Start of MATERIAL PROVIDED

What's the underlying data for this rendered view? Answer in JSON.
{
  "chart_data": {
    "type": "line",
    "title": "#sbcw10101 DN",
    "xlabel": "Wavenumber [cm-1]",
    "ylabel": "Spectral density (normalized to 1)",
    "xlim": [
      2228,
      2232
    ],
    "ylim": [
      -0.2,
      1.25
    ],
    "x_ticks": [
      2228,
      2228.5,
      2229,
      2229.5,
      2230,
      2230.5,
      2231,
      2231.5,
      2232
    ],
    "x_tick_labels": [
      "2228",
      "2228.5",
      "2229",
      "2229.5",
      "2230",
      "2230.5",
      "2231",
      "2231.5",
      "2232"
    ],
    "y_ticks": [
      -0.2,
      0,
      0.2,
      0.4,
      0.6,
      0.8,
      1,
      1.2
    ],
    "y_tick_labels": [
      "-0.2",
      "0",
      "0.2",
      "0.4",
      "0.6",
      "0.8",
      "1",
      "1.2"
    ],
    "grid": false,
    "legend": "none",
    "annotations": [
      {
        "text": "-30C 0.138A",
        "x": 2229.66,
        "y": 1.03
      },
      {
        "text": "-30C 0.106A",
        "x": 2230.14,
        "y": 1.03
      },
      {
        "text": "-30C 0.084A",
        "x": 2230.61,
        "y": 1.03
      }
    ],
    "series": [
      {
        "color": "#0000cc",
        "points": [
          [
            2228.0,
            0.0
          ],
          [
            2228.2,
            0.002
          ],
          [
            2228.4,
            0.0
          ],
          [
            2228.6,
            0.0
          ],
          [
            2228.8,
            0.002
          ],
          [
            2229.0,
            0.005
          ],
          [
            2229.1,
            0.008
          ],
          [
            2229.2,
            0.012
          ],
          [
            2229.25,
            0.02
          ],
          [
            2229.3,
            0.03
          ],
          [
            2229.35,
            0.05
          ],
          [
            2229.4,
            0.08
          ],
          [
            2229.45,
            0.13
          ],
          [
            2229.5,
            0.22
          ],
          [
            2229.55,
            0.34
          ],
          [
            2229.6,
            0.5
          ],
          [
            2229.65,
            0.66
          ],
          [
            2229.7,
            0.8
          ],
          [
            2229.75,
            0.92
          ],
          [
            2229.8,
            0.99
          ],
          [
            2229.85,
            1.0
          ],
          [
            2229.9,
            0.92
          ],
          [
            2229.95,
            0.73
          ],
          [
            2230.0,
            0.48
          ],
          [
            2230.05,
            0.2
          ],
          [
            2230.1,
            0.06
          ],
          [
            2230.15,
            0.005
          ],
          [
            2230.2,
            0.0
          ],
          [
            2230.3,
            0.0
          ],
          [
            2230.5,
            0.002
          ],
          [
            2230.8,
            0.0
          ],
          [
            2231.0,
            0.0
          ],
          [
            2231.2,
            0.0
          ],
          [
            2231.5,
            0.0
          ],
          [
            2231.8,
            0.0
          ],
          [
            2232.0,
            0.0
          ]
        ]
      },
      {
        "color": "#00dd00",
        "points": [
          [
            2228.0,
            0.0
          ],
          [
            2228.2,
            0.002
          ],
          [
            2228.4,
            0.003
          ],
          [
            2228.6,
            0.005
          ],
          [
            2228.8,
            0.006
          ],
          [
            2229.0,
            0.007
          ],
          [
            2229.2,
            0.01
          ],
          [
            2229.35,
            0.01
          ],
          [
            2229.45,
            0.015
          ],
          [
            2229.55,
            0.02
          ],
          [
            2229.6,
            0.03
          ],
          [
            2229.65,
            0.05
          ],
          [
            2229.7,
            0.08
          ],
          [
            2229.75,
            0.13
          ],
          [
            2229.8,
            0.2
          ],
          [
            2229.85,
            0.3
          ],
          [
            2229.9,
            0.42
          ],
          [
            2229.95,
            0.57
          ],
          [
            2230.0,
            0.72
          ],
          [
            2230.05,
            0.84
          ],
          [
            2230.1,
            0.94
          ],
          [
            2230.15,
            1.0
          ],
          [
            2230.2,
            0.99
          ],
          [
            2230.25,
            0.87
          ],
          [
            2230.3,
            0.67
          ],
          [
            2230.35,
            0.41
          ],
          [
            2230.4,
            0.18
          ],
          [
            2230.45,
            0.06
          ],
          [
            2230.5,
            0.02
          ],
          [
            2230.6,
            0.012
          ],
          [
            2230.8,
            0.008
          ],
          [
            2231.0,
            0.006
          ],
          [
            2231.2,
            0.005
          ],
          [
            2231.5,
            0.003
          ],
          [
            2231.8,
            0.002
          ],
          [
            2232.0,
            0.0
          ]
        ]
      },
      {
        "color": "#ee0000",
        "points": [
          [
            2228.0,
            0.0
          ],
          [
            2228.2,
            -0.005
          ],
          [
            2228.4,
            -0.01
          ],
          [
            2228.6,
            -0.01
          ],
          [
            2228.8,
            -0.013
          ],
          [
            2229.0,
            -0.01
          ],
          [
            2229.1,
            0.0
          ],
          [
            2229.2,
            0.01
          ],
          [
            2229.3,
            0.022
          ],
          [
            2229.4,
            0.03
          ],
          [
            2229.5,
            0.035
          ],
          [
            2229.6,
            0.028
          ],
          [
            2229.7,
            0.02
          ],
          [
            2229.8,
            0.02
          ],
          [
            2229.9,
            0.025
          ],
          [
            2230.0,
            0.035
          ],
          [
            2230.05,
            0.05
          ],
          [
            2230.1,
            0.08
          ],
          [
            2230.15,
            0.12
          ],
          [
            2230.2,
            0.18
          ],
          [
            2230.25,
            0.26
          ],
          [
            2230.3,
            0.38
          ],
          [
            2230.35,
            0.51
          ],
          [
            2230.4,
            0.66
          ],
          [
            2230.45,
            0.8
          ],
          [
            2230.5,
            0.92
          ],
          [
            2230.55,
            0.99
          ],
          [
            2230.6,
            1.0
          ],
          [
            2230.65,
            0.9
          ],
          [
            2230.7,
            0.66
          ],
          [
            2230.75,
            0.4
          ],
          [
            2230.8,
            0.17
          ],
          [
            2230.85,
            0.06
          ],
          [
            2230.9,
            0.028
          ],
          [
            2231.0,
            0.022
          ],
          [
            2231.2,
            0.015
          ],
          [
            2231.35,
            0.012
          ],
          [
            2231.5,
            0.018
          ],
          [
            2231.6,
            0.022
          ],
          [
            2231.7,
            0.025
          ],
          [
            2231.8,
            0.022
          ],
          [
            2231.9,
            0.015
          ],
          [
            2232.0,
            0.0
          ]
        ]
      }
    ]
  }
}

End of MATERIAL PROVIDED

Copy out every line in the entries above that holds "text".

RESPONSE -
        "text": "-30C 0.138A",
        "text": "-30C 0.106A",
        "text": "-30C 0.084A",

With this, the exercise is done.